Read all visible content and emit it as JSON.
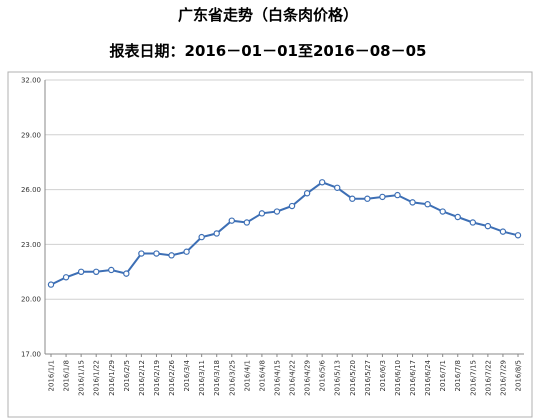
{
  "title": "广东省走势（白条肉价格）",
  "subtitle": "报表日期：2016－01－01至2016－08－05",
  "chart_data": {
    "type": "line",
    "title": "广东省走势（白条肉价格）",
    "subtitle": "报表日期：2016－01－01至2016－08－05",
    "xlabel": "",
    "ylabel": "",
    "ylim": [
      17,
      32
    ],
    "yticks": [
      "17.00",
      "20.00",
      "23.00",
      "26.00",
      "29.00",
      "32.00"
    ],
    "grid": true,
    "legend": "none",
    "line_color": "#3d6fb5",
    "categories": [
      "2016/1/1",
      "2016/1/8",
      "2016/1/15",
      "2016/1/22",
      "2016/1/29",
      "2016/2/5",
      "2016/2/12",
      "2016/2/19",
      "2016/2/26",
      "2016/3/4",
      "2016/3/11",
      "2016/3/18",
      "2016/3/25",
      "2016/4/1",
      "2016/4/8",
      "2016/4/15",
      "2016/4/22",
      "2016/4/29",
      "2016/5/6",
      "2016/5/13",
      "2016/5/20",
      "2016/5/27",
      "2016/6/3",
      "2016/6/10",
      "2016/6/17",
      "2016/6/24",
      "2016/7/1",
      "2016/7/8",
      "2016/7/15",
      "2016/7/22",
      "2016/7/29",
      "2016/8/5"
    ],
    "values": [
      20.8,
      21.2,
      21.5,
      21.5,
      21.6,
      21.4,
      22.5,
      22.5,
      22.4,
      22.6,
      23.4,
      23.6,
      24.3,
      24.2,
      24.7,
      24.8,
      25.1,
      25.8,
      26.4,
      26.1,
      25.5,
      25.5,
      25.6,
      25.7,
      25.3,
      25.2,
      24.8,
      24.5,
      24.2,
      24.0,
      23.7,
      23.5
    ]
  }
}
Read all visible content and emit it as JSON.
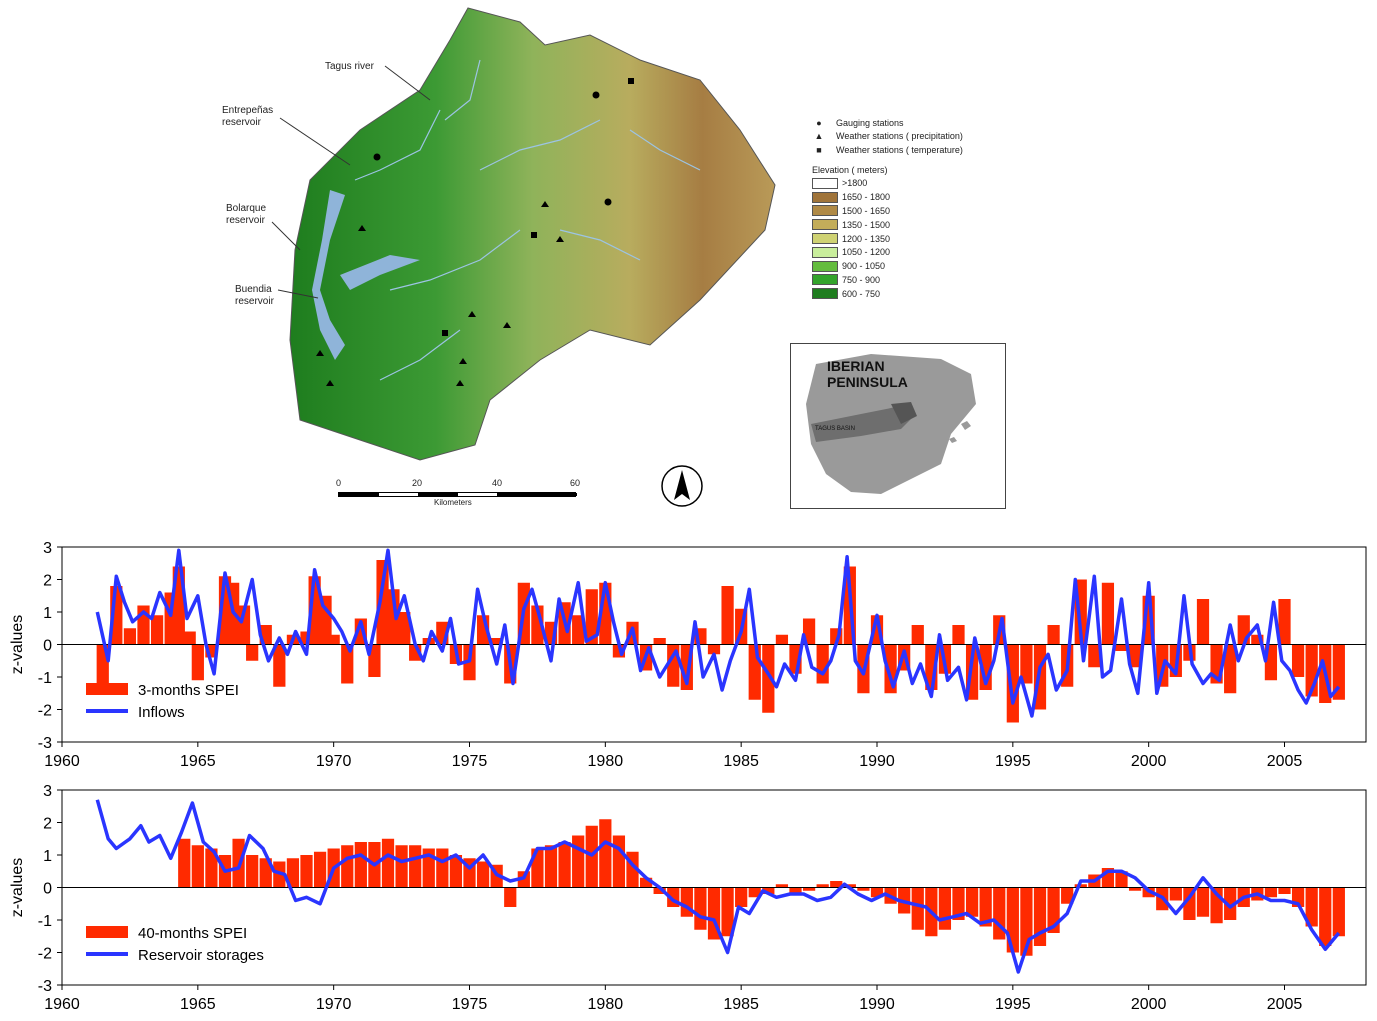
{
  "map": {
    "labels": {
      "tagus_river": "Tagus river",
      "entrepenas": [
        "Entrepeñas",
        "reservoir"
      ],
      "bolarque": [
        "Bolarque",
        "reservoir"
      ],
      "buendia": [
        "Buendia",
        "reservoir"
      ]
    },
    "legend": {
      "symbols": [
        {
          "icon": "circle-icon",
          "label": "Gauging stations"
        },
        {
          "icon": "triangle-icon",
          "label": "Weather stations ( precipitation)"
        },
        {
          "icon": "square-icon",
          "label": "Weather stations ( temperature)"
        }
      ],
      "elevation_title": "Elevation ( meters)",
      "elevation_classes": [
        {
          "label": ">1800",
          "color": "#ffffff"
        },
        {
          "label": "1650 - 1800",
          "color": "#a0743a"
        },
        {
          "label": "1500 - 1650",
          "color": "#b08a46"
        },
        {
          "label": "1350 - 1500",
          "color": "#c3ad5a"
        },
        {
          "label": "1200 - 1350",
          "color": "#cfd273"
        },
        {
          "label": "1050 - 1200",
          "color": "#c9ee9c"
        },
        {
          "label": "900 - 1050",
          "color": "#64bc3e"
        },
        {
          "label": "750 - 900",
          "color": "#33a32b"
        },
        {
          "label": "600 - 750",
          "color": "#1f7d1f"
        }
      ]
    },
    "scale": {
      "ticks": [
        "0",
        "20",
        "40",
        "60"
      ],
      "unit": "Kilometers"
    },
    "inset": {
      "title_line1": "IBERIAN",
      "title_line2": "PENINSULA",
      "basin_label": "TAGUS BASIN"
    }
  },
  "chart_data": [
    {
      "type": "bar+line",
      "ylabel": "z-values",
      "xlabel": "",
      "xlim": [
        1960,
        2008
      ],
      "ylim": [
        -3,
        3
      ],
      "xticks": [
        "1960",
        "1965",
        "1970",
        "1975",
        "1980",
        "1985",
        "1990",
        "1995",
        "2000",
        "2005"
      ],
      "yticks": [
        "3",
        "2",
        "1",
        "0",
        "-1",
        "-2",
        "-3"
      ],
      "legend_position": "bottom-left",
      "bar_series": {
        "name": "3-months SPEI",
        "color": "#ff2a00",
        "x": [
          1961.5,
          1962,
          1962.5,
          1963,
          1963.5,
          1964,
          1964.3,
          1964.7,
          1965,
          1965.5,
          1966,
          1966.3,
          1966.7,
          1967,
          1967.5,
          1968,
          1968.5,
          1969,
          1969.3,
          1969.7,
          1970,
          1970.5,
          1971,
          1971.5,
          1971.8,
          1972.2,
          1972.6,
          1973,
          1973.5,
          1974,
          1974.5,
          1975,
          1975.5,
          1976,
          1976.5,
          1977,
          1977.5,
          1978,
          1978.5,
          1979,
          1979.5,
          1980,
          1980.5,
          1981,
          1981.5,
          1982,
          1982.5,
          1983,
          1983.5,
          1984,
          1984.5,
          1985,
          1985.5,
          1986,
          1986.5,
          1987,
          1987.5,
          1988,
          1988.5,
          1989,
          1989.5,
          1990,
          1990.5,
          1991,
          1991.5,
          1992,
          1992.5,
          1993,
          1993.5,
          1994,
          1994.5,
          1995,
          1995.5,
          1996,
          1996.5,
          1997,
          1997.5,
          1998,
          1998.5,
          1999,
          1999.5,
          2000,
          2000.5,
          2001,
          2001.5,
          2002,
          2002.5,
          2003,
          2003.5,
          2004,
          2004.5,
          2005,
          2005.5,
          2006,
          2006.5,
          2007
        ],
        "values": [
          -1.2,
          1.8,
          0.5,
          1.2,
          0.9,
          1.6,
          2.4,
          0.4,
          -1.1,
          -0.4,
          2.1,
          1.9,
          1.2,
          -0.5,
          0.6,
          -1.3,
          0.3,
          0.4,
          2.1,
          1.5,
          0.3,
          -1.2,
          0.8,
          -1.0,
          2.6,
          1.7,
          1.0,
          -0.5,
          0.2,
          0.7,
          -0.6,
          -1.1,
          0.9,
          0.2,
          -1.2,
          1.9,
          1.2,
          0.7,
          1.3,
          0.9,
          1.7,
          1.9,
          -0.4,
          0.7,
          -0.8,
          0.2,
          -1.3,
          -1.4,
          0.5,
          -0.3,
          1.8,
          1.1,
          -1.7,
          -2.1,
          0.3,
          -0.9,
          0.8,
          -1.2,
          0.5,
          2.4,
          -1.5,
          0.9,
          -1.5,
          -0.8,
          0.6,
          -1.4,
          -0.9,
          0.6,
          -1.7,
          -1.4,
          0.9,
          -2.4,
          -1.2,
          -2.0,
          0.6,
          -1.3,
          2.0,
          -0.7,
          1.9,
          -0.2,
          -0.7,
          1.5,
          -1.3,
          -1.0,
          -0.5,
          1.4,
          -1.2,
          -1.5,
          0.9,
          0.3,
          -1.1,
          1.4,
          -1.0,
          -1.6,
          -1.8,
          -1.7
        ]
      },
      "line_series": {
        "name": "Inflows",
        "color": "#2a35ff",
        "x": [
          1961.3,
          1961.7,
          1962.0,
          1962.3,
          1962.6,
          1963.0,
          1963.3,
          1963.6,
          1964.0,
          1964.3,
          1964.6,
          1965.0,
          1965.3,
          1965.6,
          1966.0,
          1966.3,
          1966.6,
          1967.0,
          1967.3,
          1967.6,
          1968.0,
          1968.3,
          1968.6,
          1969.0,
          1969.3,
          1969.6,
          1970.0,
          1970.3,
          1970.6,
          1971.0,
          1971.3,
          1971.7,
          1972.0,
          1972.3,
          1972.6,
          1973.0,
          1973.3,
          1973.6,
          1974.0,
          1974.3,
          1974.6,
          1975.0,
          1975.3,
          1975.6,
          1976.0,
          1976.3,
          1976.6,
          1977.0,
          1977.3,
          1977.6,
          1978.0,
          1978.3,
          1978.6,
          1979.0,
          1979.3,
          1979.7,
          1980.0,
          1980.3,
          1980.6,
          1981.0,
          1981.3,
          1981.6,
          1982.0,
          1982.3,
          1982.6,
          1983.0,
          1983.3,
          1983.6,
          1984.0,
          1984.3,
          1984.6,
          1985.0,
          1985.3,
          1985.6,
          1986.0,
          1986.3,
          1986.6,
          1987.0,
          1987.3,
          1987.6,
          1988.0,
          1988.3,
          1988.6,
          1988.9,
          1989.2,
          1989.5,
          1990.0,
          1990.3,
          1990.6,
          1991.0,
          1991.3,
          1991.6,
          1992.0,
          1992.3,
          1992.6,
          1993.0,
          1993.3,
          1993.6,
          1994.0,
          1994.3,
          1994.6,
          1995.0,
          1995.3,
          1995.7,
          1996.0,
          1996.3,
          1996.6,
          1997.0,
          1997.3,
          1997.6,
          1998.0,
          1998.3,
          1998.6,
          1999.0,
          1999.3,
          1999.6,
          2000.0,
          2000.3,
          2000.6,
          2001.0,
          2001.3,
          2001.6,
          2002.0,
          2002.3,
          2002.6,
          2003.0,
          2003.3,
          2003.6,
          2004.0,
          2004.3,
          2004.6,
          2004.9,
          2005.2,
          2005.5,
          2005.8,
          2006.1,
          2006.4,
          2006.7,
          2007.0
        ],
        "values": [
          1.0,
          -0.5,
          2.1,
          1.3,
          0.7,
          1.0,
          0.8,
          1.6,
          0.9,
          2.9,
          0.8,
          1.5,
          0.0,
          -0.9,
          2.2,
          1.0,
          0.7,
          2.0,
          0.3,
          -0.5,
          0.2,
          -0.3,
          0.4,
          -0.3,
          2.3,
          1.2,
          0.8,
          0.4,
          -0.2,
          0.7,
          -0.3,
          1.3,
          2.9,
          0.8,
          1.5,
          0.0,
          -0.5,
          0.4,
          -0.2,
          0.8,
          -0.6,
          -0.5,
          1.7,
          0.6,
          -0.6,
          0.6,
          -1.2,
          1.1,
          1.7,
          0.8,
          -0.5,
          1.4,
          0.4,
          1.9,
          0.1,
          0.3,
          1.9,
          0.7,
          -0.3,
          0.5,
          -0.8,
          -0.1,
          -1.0,
          -0.6,
          -0.2,
          -1.2,
          0.7,
          -1.0,
          -0.3,
          -1.4,
          -0.5,
          0.4,
          1.7,
          -0.4,
          -0.9,
          -1.3,
          -0.6,
          -1.1,
          0.3,
          -0.7,
          -0.9,
          -0.5,
          0.3,
          2.7,
          -0.5,
          -0.9,
          0.9,
          -0.5,
          -1.3,
          -0.2,
          -1.2,
          -0.6,
          -1.6,
          0.3,
          -1.1,
          -0.7,
          -1.7,
          0.2,
          -1.2,
          -0.5,
          0.8,
          -1.8,
          -1.0,
          -2.2,
          -0.7,
          -0.3,
          -1.4,
          -0.8,
          2.0,
          -0.5,
          2.1,
          -1.0,
          -0.8,
          1.4,
          -0.6,
          -1.5,
          1.9,
          -1.5,
          -0.5,
          -0.9,
          1.5,
          -0.6,
          -1.2,
          -0.9,
          -1.1,
          0.6,
          -0.5,
          0.2,
          0.6,
          -0.5,
          1.3,
          -0.5,
          -0.8,
          -1.4,
          -1.8,
          -1.2,
          -0.5,
          -1.6,
          -1.3
        ]
      }
    },
    {
      "type": "bar+line",
      "ylabel": "z-values",
      "xlabel": "",
      "xlim": [
        1960,
        2008
      ],
      "ylim": [
        -3,
        3
      ],
      "xticks": [
        "1960",
        "1965",
        "1970",
        "1975",
        "1980",
        "1985",
        "1990",
        "1995",
        "2000",
        "2005"
      ],
      "yticks": [
        "3",
        "2",
        "1",
        "0",
        "-1",
        "-2",
        "-3"
      ],
      "legend_position": "bottom-left",
      "bar_series": {
        "name": "40-months SPEI",
        "color": "#ff2a00",
        "x": [
          1964.5,
          1965,
          1965.5,
          1966,
          1966.5,
          1967,
          1967.5,
          1968,
          1968.5,
          1969,
          1969.5,
          1970,
          1970.5,
          1971,
          1971.5,
          1972,
          1972.5,
          1973,
          1973.5,
          1974,
          1974.5,
          1975,
          1975.5,
          1976,
          1976.5,
          1977,
          1977.5,
          1978,
          1978.5,
          1979,
          1979.5,
          1980,
          1980.5,
          1981,
          1981.5,
          1982,
          1982.5,
          1983,
          1983.5,
          1984,
          1984.5,
          1985,
          1985.5,
          1986,
          1986.5,
          1987,
          1987.5,
          1988,
          1988.5,
          1989,
          1989.5,
          1990,
          1990.5,
          1991,
          1991.5,
          1992,
          1992.5,
          1993,
          1993.5,
          1994,
          1994.5,
          1995,
          1995.5,
          1996,
          1996.5,
          1997,
          1997.5,
          1998,
          1998.5,
          1999,
          1999.5,
          2000,
          2000.5,
          2001,
          2001.5,
          2002,
          2002.5,
          2003,
          2003.5,
          2004,
          2004.5,
          2005,
          2005.5,
          2006,
          2006.5,
          2007
        ],
        "values": [
          1.5,
          1.3,
          1.2,
          1.0,
          1.5,
          1.0,
          0.9,
          0.8,
          0.9,
          1.0,
          1.1,
          1.2,
          1.3,
          1.4,
          1.4,
          1.5,
          1.3,
          1.3,
          1.2,
          1.2,
          1.0,
          0.9,
          0.8,
          0.7,
          -0.6,
          0.5,
          1.2,
          1.3,
          1.4,
          1.6,
          1.9,
          2.1,
          1.6,
          1.1,
          0.3,
          -0.2,
          -0.6,
          -0.9,
          -1.3,
          -1.6,
          -1.5,
          -0.6,
          -0.3,
          -0.2,
          0.1,
          -0.2,
          -0.1,
          0.1,
          0.2,
          0.1,
          -0.1,
          -0.3,
          -0.5,
          -0.8,
          -1.3,
          -1.5,
          -1.3,
          -1.0,
          -0.9,
          -1.2,
          -1.6,
          -2.0,
          -2.1,
          -1.8,
          -1.4,
          -0.5,
          0.1,
          0.4,
          0.6,
          0.5,
          -0.1,
          -0.3,
          -0.7,
          -0.4,
          -1.0,
          -0.9,
          -1.1,
          -1.0,
          -0.6,
          -0.4,
          -0.3,
          -0.2,
          -0.6,
          -1.2,
          -1.8,
          -1.5
        ]
      },
      "line_series": {
        "name": "Reservoir storages",
        "color": "#2a35ff",
        "x": [
          1961.3,
          1961.7,
          1962.0,
          1962.5,
          1962.9,
          1963.2,
          1963.6,
          1964.0,
          1964.4,
          1964.8,
          1965.2,
          1965.6,
          1966.0,
          1966.5,
          1966.9,
          1967.4,
          1967.8,
          1968.2,
          1968.6,
          1969.0,
          1969.5,
          1970.0,
          1970.5,
          1971.0,
          1971.5,
          1972.0,
          1972.5,
          1973.0,
          1973.5,
          1974.0,
          1974.5,
          1975.0,
          1975.5,
          1976.0,
          1976.5,
          1977.0,
          1977.5,
          1978.0,
          1978.5,
          1979.0,
          1979.5,
          1980.0,
          1980.5,
          1981.0,
          1981.5,
          1982.0,
          1982.5,
          1983.0,
          1983.5,
          1984.0,
          1984.5,
          1984.9,
          1985.3,
          1985.8,
          1986.3,
          1986.8,
          1987.3,
          1987.8,
          1988.3,
          1988.8,
          1989.3,
          1989.8,
          1990.3,
          1990.8,
          1991.3,
          1991.8,
          1992.3,
          1992.8,
          1993.3,
          1993.8,
          1994.3,
          1994.8,
          1995.2,
          1995.6,
          1996.0,
          1996.5,
          1997.0,
          1997.5,
          1998.0,
          1998.5,
          1999.0,
          1999.5,
          2000.0,
          2000.5,
          2001.0,
          2001.5,
          2002.0,
          2002.5,
          2003.0,
          2003.5,
          2004.0,
          2004.5,
          2005.0,
          2005.5,
          2006.0,
          2006.5,
          2007.0
        ],
        "values": [
          2.7,
          1.5,
          1.2,
          1.5,
          1.9,
          1.4,
          1.6,
          0.9,
          1.7,
          2.6,
          1.4,
          1.1,
          0.5,
          0.6,
          1.6,
          1.2,
          0.5,
          0.4,
          -0.4,
          -0.3,
          -0.5,
          0.6,
          0.9,
          1.0,
          0.7,
          1.0,
          0.8,
          0.9,
          1.0,
          0.8,
          1.0,
          0.6,
          1.0,
          0.4,
          0.2,
          0.3,
          1.2,
          1.2,
          1.4,
          1.2,
          1.0,
          1.4,
          1.2,
          0.7,
          0.3,
          0.0,
          -0.4,
          -0.6,
          -0.9,
          -1.0,
          -2.0,
          -0.6,
          -0.8,
          -0.1,
          -0.3,
          -0.2,
          -0.2,
          -0.4,
          -0.3,
          0.1,
          -0.2,
          -0.4,
          -0.2,
          -0.4,
          -0.5,
          -0.6,
          -1.0,
          -0.9,
          -0.8,
          -1.1,
          -1.0,
          -1.4,
          -2.6,
          -1.6,
          -1.4,
          -1.2,
          -0.8,
          0.2,
          0.2,
          0.5,
          0.5,
          0.3,
          -0.1,
          -0.3,
          -0.8,
          -0.3,
          0.3,
          -0.2,
          -0.6,
          -0.3,
          -0.2,
          -0.4,
          -0.4,
          -0.5,
          -1.3,
          -1.9,
          -1.4
        ]
      }
    }
  ]
}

• [What the exercise asks]: Gather each line of the listing containing the word "icon" and show it.

• [Exercise solution]:
          "icon": "circle-icon",
          "icon": "triangle-icon",
          "icon": "square-icon",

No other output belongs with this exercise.